---------- Record list ----------

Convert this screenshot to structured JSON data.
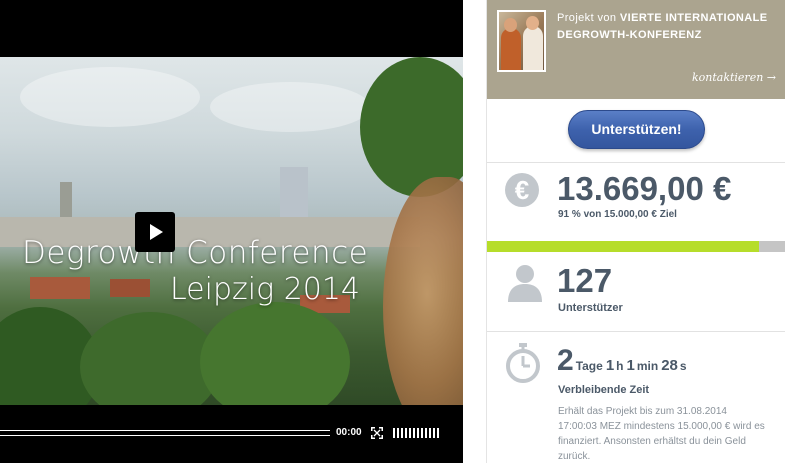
{
  "video": {
    "title": "Degrowth Conference",
    "subtitle": "Leipzig 2014",
    "time": "00:00"
  },
  "owner": {
    "label": "Projekt von",
    "name": "VIERTE INTERNATIONALE DEGROWTH-KONFERENZ",
    "contact": "kontaktieren →"
  },
  "support_button": "Unterstützen!",
  "funding": {
    "amount": "13.669,00 €",
    "goal_text": "91 % von 15.000,00 € Ziel",
    "progress_fraction": 0.91
  },
  "supporters": {
    "count": "127",
    "label": "Unterstützer"
  },
  "remaining": {
    "days": "2",
    "days_unit": "Tage",
    "hours": "1",
    "hours_unit": "h",
    "minutes": "1",
    "minutes_unit": "min",
    "seconds": "28",
    "seconds_unit": "s",
    "label": "Verbleibende Zeit",
    "note": "Erhält das Projekt bis zum 31.08.2014 17:00:03 MEZ mindestens 15.000,00 € wird es finanziert. Ansonsten erhältst du dein Geld zurück."
  },
  "colors": {
    "accent_blue": "#3e62ad",
    "progress_green": "#b6dd2a",
    "owner_panel": "#aba48f",
    "stat_text": "#4b5968"
  },
  "icons": [
    "play-icon",
    "fullscreen-icon",
    "volume-icon",
    "euro-icon",
    "user-icon",
    "stopwatch-icon",
    "arrow-right-icon"
  ]
}
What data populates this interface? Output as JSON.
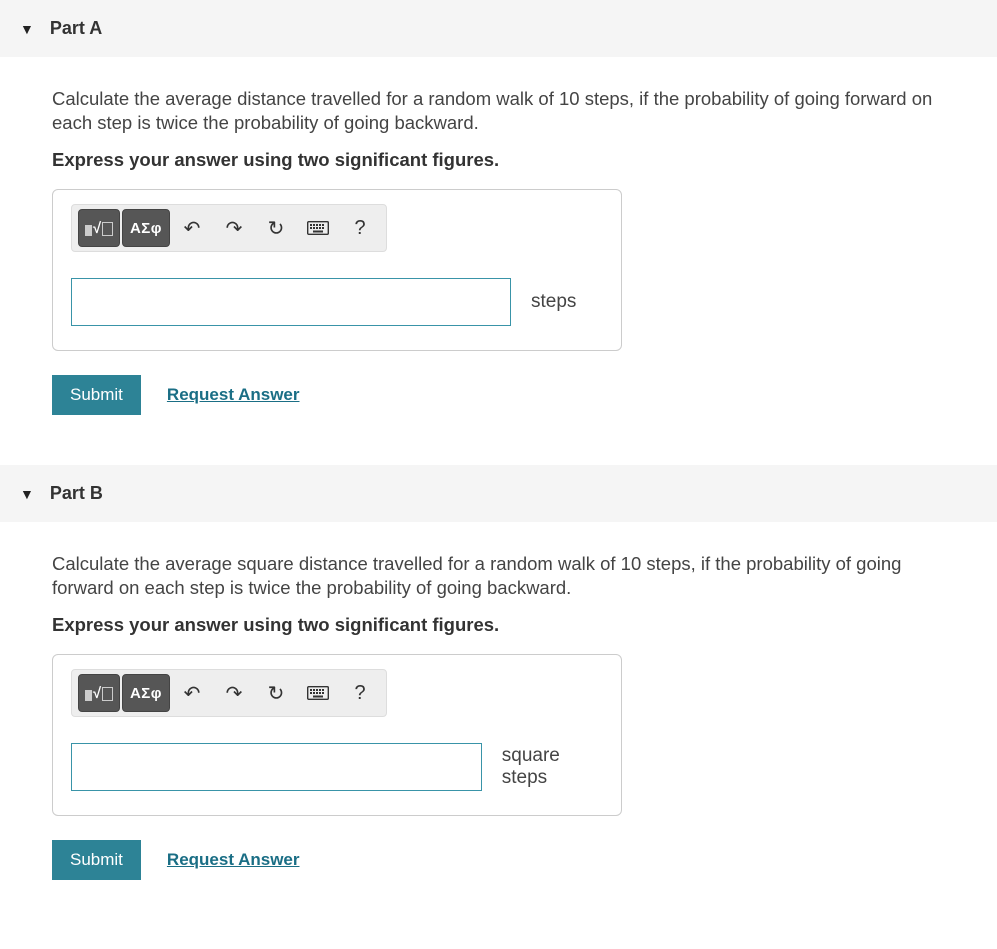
{
  "partA": {
    "title": "Part A",
    "prompt": "Calculate the average distance travelled for a random walk of 10 steps, if the probability of going forward on each step is twice the probability of going backward.",
    "instruction": "Express your answer using two significant figures.",
    "greek_label": "ΑΣφ",
    "help_label": "?",
    "unit": "steps",
    "submit": "Submit",
    "request": "Request Answer"
  },
  "partB": {
    "title": "Part B",
    "prompt": "Calculate the average square distance travelled for a random walk of 10 steps, if the probability of going forward on each step is twice the probability of going backward.",
    "instruction": "Express your answer using two significant figures.",
    "greek_label": "ΑΣφ",
    "help_label": "?",
    "unit": "square steps",
    "submit": "Submit",
    "request": "Request Answer"
  }
}
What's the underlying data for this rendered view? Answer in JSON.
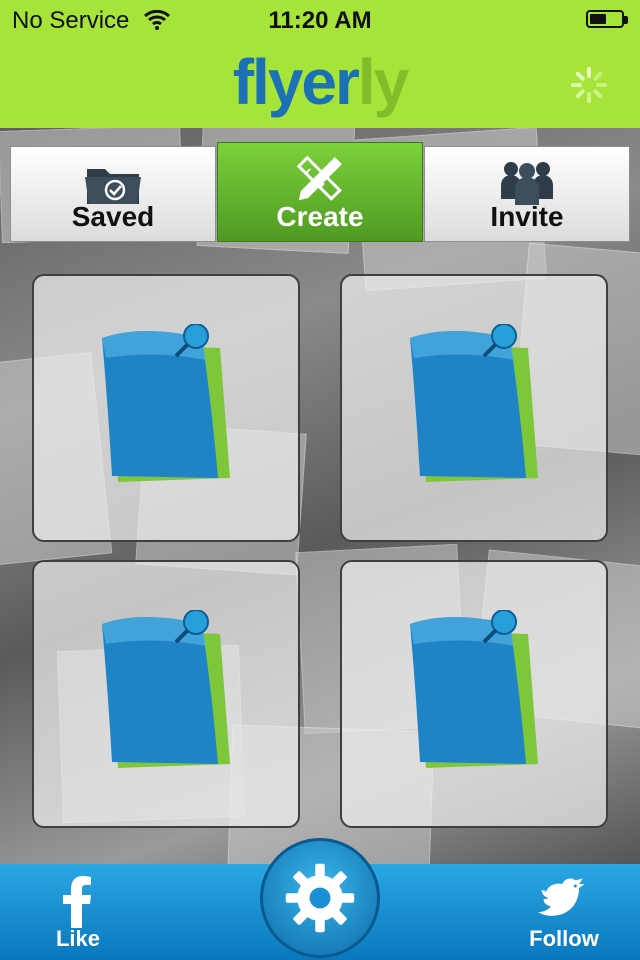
{
  "status_bar": {
    "carrier": "No Service",
    "time": "11:20 AM",
    "battery_level": 0.45
  },
  "header": {
    "logo_part1": "flyer",
    "logo_part2": "ly",
    "brand_blue": "#1c70b5",
    "brand_green": "#7fbe2a",
    "spinner_icon": "activity-spinner-icon"
  },
  "tabs": [
    {
      "label": "Saved",
      "icon": "folder-check-icon",
      "active": false
    },
    {
      "label": "Create",
      "icon": "pencil-ruler-icon",
      "active": true
    },
    {
      "label": "Invite",
      "icon": "people-group-icon",
      "active": false
    }
  ],
  "slots": [
    {
      "icon": "pinned-note-icon"
    },
    {
      "icon": "pinned-note-icon"
    },
    {
      "icon": "pinned-note-icon"
    },
    {
      "icon": "pinned-note-icon"
    }
  ],
  "bottom_bar": {
    "like_label": "Like",
    "follow_label": "Follow",
    "like_icon": "facebook-icon",
    "follow_icon": "twitter-bird-icon",
    "settings_icon": "gear-icon"
  },
  "colors": {
    "header_green": "#a6e43a",
    "active_tab": "#5fae2b",
    "bottom_blue": "#1a8fd3"
  }
}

----------

● Required task: Leave out the pictures and copy everything else in the records word for word.

● Answer to the task:
Convert this screenshot to structured JSON data.
{
  "video": {
    "title": "Degrowth Conference",
    "subtitle": "Leipzig 2014",
    "time": "00:00"
  },
  "owner": {
    "label": "Projekt von",
    "name": "VIERTE INTERNATIONALE DEGROWTH-KONFERENZ",
    "contact": "kontaktieren →"
  },
  "support_button": "Unterstützen!",
  "funding": {
    "amount": "13.669,00 €",
    "goal_text": "91 % von 15.000,00 € Ziel",
    "progress_fraction": 0.91
  },
  "supporters": {
    "count": "127",
    "label": "Unterstützer"
  },
  "remaining": {
    "days": "2",
    "days_unit": "Tage",
    "hours": "1",
    "hours_unit": "h",
    "minutes": "1",
    "minutes_unit": "min",
    "seconds": "28",
    "seconds_unit": "s",
    "label": "Verbleibende Zeit",
    "note": "Erhält das Projekt bis zum 31.08.2014 17:00:03 MEZ mindestens 15.000,00 € wird es finanziert. Ansonsten erhältst du dein Geld zurück."
  },
  "colors": {
    "accent_blue": "#3e62ad",
    "progress_green": "#b6dd2a",
    "owner_panel": "#aba48f",
    "stat_text": "#4b5968"
  },
  "icons": [
    "play-icon",
    "fullscreen-icon",
    "volume-icon",
    "euro-icon",
    "user-icon",
    "stopwatch-icon",
    "arrow-right-icon"
  ]
}
What data populates this interface? Output as JSON.
{
  "partA": {
    "title": "Part A",
    "prompt": "Calculate the average distance travelled for a random walk of 10 steps, if the probability of going forward on each step is twice the probability of going backward.",
    "instruction": "Express your answer using two significant figures.",
    "greek_label": "ΑΣφ",
    "help_label": "?",
    "unit": "steps",
    "submit": "Submit",
    "request": "Request Answer"
  },
  "partB": {
    "title": "Part B",
    "prompt": "Calculate the average square distance travelled for a random walk of 10 steps, if the probability of going forward on each step is twice the probability of going backward.",
    "instruction": "Express your answer using two significant figures.",
    "greek_label": "ΑΣφ",
    "help_label": "?",
    "unit": "square steps",
    "submit": "Submit",
    "request": "Request Answer"
  }
}
What's the underlying data for this rendered view? Answer in JSON.
{
  "status_bar": {
    "carrier": "No Service",
    "time": "11:20 AM",
    "battery_level": 0.45
  },
  "header": {
    "logo_part1": "flyer",
    "logo_part2": "ly",
    "brand_blue": "#1c70b5",
    "brand_green": "#7fbe2a",
    "spinner_icon": "activity-spinner-icon"
  },
  "tabs": [
    {
      "label": "Saved",
      "icon": "folder-check-icon",
      "active": false
    },
    {
      "label": "Create",
      "icon": "pencil-ruler-icon",
      "active": true
    },
    {
      "label": "Invite",
      "icon": "people-group-icon",
      "active": false
    }
  ],
  "slots": [
    {
      "icon": "pinned-note-icon"
    },
    {
      "icon": "pinned-note-icon"
    },
    {
      "icon": "pinned-note-icon"
    },
    {
      "icon": "pinned-note-icon"
    }
  ],
  "bottom_bar": {
    "like_label": "Like",
    "follow_label": "Follow",
    "like_icon": "facebook-icon",
    "follow_icon": "twitter-bird-icon",
    "settings_icon": "gear-icon"
  },
  "colors": {
    "header_green": "#a6e43a",
    "active_tab": "#5fae2b",
    "bottom_blue": "#1a8fd3"
  }
}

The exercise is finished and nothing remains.